START Records shown
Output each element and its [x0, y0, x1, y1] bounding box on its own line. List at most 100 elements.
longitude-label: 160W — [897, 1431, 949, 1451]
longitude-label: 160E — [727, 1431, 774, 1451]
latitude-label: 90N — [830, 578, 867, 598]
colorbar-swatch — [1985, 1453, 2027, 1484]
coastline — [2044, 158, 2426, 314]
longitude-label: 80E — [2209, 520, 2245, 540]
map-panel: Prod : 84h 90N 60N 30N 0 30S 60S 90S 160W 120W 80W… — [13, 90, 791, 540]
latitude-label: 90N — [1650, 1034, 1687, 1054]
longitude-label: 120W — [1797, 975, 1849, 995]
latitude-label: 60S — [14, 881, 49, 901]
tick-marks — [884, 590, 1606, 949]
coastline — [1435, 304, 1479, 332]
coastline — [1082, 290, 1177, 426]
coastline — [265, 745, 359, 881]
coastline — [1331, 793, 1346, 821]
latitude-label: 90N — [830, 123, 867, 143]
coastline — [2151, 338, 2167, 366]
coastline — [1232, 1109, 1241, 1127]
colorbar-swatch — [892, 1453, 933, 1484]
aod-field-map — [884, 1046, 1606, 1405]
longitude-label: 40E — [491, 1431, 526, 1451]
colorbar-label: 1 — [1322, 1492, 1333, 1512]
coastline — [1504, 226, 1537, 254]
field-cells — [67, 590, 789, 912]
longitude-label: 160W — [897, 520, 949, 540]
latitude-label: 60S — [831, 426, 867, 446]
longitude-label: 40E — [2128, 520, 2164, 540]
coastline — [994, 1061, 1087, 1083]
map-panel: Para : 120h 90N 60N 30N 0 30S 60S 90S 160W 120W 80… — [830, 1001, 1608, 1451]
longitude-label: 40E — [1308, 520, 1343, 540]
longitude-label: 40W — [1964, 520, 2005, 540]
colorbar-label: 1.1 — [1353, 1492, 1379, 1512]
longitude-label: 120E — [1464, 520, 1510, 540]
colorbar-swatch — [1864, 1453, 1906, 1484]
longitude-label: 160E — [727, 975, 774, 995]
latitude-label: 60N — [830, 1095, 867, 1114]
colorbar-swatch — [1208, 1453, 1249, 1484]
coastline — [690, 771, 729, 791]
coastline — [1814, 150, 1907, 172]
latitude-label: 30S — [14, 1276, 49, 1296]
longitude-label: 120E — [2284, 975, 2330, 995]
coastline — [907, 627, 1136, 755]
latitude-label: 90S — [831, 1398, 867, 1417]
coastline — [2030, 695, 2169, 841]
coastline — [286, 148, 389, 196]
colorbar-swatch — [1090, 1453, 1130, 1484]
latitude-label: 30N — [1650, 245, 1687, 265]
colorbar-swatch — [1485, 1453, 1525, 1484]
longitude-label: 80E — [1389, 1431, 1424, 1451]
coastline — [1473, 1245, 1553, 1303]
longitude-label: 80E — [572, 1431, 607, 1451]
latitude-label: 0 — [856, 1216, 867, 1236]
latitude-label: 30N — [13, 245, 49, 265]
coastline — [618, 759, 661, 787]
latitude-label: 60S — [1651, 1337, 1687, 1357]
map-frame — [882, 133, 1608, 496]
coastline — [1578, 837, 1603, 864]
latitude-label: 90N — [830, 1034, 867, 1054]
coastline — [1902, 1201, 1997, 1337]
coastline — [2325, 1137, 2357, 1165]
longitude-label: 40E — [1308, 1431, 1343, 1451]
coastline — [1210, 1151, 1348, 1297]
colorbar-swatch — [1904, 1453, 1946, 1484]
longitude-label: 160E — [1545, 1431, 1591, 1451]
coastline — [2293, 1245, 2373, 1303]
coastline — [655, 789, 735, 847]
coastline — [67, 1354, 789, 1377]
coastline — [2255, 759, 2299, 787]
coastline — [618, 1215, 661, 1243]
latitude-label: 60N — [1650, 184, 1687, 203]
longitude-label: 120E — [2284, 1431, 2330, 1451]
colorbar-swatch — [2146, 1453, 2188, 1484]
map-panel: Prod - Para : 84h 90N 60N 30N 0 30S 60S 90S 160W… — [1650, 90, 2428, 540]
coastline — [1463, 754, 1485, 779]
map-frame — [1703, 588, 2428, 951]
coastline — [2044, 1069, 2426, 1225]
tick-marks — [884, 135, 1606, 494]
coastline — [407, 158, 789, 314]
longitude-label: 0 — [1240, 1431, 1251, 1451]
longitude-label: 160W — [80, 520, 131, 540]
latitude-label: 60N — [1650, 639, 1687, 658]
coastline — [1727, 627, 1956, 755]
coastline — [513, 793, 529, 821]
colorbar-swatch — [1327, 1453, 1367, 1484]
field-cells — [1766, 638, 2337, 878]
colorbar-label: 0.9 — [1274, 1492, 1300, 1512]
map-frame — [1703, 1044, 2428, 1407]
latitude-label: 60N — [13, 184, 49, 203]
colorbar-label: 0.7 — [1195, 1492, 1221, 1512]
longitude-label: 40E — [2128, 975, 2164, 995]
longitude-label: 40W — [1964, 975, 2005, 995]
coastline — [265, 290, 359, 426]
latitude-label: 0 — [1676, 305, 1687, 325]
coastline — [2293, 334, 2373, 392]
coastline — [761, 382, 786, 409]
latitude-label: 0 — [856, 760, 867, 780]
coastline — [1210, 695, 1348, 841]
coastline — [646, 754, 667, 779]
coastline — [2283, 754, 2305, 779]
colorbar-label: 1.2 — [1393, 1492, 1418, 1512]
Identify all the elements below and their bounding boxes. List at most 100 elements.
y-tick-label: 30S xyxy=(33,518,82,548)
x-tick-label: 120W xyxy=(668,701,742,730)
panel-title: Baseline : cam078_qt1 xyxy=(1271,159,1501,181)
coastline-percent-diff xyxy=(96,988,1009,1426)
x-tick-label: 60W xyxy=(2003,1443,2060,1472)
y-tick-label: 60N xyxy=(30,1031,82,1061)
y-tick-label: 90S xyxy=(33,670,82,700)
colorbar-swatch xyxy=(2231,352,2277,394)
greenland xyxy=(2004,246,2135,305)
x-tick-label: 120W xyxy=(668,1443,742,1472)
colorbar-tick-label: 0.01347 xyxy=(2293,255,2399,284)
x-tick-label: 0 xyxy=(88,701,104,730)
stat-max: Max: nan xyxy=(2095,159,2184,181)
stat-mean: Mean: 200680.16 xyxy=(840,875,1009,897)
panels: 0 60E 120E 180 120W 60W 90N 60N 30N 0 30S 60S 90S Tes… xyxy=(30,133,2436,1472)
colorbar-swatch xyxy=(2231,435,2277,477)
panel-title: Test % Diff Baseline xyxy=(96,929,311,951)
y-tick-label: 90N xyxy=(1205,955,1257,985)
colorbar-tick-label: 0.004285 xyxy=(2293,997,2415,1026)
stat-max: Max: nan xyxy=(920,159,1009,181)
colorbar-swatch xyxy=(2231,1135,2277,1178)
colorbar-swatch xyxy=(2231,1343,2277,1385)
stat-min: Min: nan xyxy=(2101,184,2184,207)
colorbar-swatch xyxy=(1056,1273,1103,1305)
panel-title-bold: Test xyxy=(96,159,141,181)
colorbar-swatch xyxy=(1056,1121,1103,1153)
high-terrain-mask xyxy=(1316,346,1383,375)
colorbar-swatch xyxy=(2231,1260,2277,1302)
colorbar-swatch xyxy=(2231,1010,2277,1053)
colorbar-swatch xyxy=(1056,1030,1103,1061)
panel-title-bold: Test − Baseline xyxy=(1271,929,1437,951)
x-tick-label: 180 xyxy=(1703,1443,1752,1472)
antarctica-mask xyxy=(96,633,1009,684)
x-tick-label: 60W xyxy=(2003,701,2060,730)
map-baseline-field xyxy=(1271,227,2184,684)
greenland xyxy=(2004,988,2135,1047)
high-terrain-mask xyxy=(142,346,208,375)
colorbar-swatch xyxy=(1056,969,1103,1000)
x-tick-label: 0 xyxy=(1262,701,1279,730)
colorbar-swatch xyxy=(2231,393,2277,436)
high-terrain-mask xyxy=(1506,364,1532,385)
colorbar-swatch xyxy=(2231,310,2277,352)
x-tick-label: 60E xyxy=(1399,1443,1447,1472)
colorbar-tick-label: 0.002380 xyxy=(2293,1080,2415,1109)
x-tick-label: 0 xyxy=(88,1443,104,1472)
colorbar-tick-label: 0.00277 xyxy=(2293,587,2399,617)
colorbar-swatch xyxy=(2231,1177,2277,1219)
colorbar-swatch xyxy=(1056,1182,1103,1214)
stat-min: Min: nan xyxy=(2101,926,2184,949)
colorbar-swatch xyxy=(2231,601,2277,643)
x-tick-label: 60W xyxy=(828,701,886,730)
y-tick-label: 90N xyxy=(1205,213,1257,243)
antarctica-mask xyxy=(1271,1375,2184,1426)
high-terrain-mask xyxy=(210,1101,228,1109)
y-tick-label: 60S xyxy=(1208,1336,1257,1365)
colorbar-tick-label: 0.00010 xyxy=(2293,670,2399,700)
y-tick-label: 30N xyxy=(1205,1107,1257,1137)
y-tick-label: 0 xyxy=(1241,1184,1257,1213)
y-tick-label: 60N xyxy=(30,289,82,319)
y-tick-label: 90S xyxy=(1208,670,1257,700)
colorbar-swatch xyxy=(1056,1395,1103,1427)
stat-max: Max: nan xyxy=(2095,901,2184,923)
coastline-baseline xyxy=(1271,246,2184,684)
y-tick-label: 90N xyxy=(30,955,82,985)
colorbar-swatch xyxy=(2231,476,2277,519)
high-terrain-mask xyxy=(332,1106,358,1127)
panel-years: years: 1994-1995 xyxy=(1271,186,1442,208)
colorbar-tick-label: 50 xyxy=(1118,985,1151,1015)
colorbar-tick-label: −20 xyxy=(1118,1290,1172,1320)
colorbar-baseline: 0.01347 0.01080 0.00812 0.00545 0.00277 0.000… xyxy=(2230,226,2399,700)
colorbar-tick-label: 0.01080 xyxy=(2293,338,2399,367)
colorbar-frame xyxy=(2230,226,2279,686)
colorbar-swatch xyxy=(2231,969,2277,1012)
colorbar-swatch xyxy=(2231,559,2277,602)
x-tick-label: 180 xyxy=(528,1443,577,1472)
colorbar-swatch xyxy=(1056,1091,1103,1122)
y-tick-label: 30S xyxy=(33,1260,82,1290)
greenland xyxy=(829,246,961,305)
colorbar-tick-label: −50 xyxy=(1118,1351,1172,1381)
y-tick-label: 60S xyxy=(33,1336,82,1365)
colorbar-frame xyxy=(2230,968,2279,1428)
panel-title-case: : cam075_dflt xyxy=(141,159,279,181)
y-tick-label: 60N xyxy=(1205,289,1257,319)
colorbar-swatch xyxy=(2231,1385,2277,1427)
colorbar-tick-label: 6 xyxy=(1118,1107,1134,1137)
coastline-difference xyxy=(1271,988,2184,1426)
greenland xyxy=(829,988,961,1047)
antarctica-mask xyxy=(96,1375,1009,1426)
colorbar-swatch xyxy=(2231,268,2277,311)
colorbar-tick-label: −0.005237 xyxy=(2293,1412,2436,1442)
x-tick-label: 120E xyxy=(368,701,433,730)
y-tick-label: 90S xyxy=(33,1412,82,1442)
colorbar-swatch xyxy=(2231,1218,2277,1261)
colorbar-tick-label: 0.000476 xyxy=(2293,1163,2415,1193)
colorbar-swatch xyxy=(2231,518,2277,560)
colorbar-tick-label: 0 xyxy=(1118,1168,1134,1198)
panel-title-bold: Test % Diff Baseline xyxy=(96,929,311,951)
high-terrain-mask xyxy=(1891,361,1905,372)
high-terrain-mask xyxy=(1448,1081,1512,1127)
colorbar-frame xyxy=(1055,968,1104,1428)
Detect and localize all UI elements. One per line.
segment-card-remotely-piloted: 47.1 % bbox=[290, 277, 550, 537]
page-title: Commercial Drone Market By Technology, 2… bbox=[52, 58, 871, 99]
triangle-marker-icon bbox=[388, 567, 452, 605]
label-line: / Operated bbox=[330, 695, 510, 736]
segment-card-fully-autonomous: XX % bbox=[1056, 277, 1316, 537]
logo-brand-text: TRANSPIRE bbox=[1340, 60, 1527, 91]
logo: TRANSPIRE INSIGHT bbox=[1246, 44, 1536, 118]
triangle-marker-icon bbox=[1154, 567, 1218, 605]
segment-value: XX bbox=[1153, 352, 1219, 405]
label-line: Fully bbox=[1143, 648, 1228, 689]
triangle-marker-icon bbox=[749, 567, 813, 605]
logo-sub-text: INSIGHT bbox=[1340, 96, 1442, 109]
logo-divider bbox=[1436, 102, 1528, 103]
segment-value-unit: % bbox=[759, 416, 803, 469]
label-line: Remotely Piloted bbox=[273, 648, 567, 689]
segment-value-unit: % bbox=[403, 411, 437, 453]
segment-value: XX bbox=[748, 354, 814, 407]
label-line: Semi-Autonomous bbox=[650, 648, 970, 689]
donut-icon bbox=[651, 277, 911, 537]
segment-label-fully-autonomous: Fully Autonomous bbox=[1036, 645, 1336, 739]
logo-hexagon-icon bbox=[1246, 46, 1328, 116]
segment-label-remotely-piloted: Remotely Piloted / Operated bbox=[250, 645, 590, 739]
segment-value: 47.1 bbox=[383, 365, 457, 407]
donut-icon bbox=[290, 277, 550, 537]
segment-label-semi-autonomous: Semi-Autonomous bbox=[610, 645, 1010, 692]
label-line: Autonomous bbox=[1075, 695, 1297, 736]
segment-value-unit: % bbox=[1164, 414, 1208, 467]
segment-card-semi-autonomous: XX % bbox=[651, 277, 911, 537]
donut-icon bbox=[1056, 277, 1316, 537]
END Records shown
▸ Written request
Copy out the rows starting with the very first line and continuing through the line that contains "longitude-label: 80E — [2209, 520, 2245, 540]", both ends included. Output only those lines.

▸ Answer to this task
Output each element and its [x0, y0, x1, y1] bounding box on its own line. List at most 100 elements.
longitude-label: 160W — [897, 1431, 949, 1451]
longitude-label: 160E — [727, 1431, 774, 1451]
latitude-label: 90N — [830, 578, 867, 598]
colorbar-swatch — [1985, 1453, 2027, 1484]
coastline — [2044, 158, 2426, 314]
longitude-label: 80E — [2209, 520, 2245, 540]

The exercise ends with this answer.